##### Provided records #####

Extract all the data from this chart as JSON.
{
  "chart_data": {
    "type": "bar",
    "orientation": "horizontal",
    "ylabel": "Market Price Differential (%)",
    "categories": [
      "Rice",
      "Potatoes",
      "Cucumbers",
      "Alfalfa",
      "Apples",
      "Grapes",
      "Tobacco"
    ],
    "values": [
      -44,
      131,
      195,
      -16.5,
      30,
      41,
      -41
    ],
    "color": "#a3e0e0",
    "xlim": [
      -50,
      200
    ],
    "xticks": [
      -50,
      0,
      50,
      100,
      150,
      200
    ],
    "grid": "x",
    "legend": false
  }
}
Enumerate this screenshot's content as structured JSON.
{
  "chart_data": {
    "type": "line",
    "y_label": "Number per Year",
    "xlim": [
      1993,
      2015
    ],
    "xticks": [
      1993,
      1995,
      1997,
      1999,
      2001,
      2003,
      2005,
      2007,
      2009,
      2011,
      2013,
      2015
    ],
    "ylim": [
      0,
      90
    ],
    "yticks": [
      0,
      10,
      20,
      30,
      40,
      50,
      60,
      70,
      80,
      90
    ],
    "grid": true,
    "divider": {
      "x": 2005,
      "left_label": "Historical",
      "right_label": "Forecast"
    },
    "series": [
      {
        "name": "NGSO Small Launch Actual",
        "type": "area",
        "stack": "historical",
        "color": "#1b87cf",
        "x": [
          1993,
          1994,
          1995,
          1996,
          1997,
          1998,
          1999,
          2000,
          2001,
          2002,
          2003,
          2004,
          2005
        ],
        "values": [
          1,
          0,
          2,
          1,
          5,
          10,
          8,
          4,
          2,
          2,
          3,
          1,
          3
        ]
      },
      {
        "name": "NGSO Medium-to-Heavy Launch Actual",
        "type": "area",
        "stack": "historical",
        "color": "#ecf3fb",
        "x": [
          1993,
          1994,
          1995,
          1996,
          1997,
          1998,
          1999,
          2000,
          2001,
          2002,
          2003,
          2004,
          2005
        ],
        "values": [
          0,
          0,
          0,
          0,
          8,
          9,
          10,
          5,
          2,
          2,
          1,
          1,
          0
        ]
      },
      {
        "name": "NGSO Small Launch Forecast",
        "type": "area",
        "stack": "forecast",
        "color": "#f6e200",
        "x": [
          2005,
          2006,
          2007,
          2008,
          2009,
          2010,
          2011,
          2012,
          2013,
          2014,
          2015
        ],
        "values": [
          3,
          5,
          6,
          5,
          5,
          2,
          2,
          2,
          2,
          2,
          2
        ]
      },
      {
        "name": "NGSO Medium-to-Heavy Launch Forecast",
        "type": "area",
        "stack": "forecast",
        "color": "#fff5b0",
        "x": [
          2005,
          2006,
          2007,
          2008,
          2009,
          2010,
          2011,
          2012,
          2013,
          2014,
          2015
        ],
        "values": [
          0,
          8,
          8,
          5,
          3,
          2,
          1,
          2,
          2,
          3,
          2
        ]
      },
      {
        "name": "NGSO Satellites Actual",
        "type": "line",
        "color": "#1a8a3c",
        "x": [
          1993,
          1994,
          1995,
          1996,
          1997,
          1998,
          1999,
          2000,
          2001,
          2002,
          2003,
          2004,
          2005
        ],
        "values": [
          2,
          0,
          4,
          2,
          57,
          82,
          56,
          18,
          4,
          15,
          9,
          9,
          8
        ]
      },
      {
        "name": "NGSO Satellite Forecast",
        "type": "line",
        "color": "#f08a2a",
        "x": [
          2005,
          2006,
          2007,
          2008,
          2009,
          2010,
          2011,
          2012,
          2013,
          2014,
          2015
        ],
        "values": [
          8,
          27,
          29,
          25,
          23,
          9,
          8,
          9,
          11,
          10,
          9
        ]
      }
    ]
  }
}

#####

### The exercise:
Of the lines in the data, how many contain the word "this"? Provide the number and nothing further.

### The completed task:
2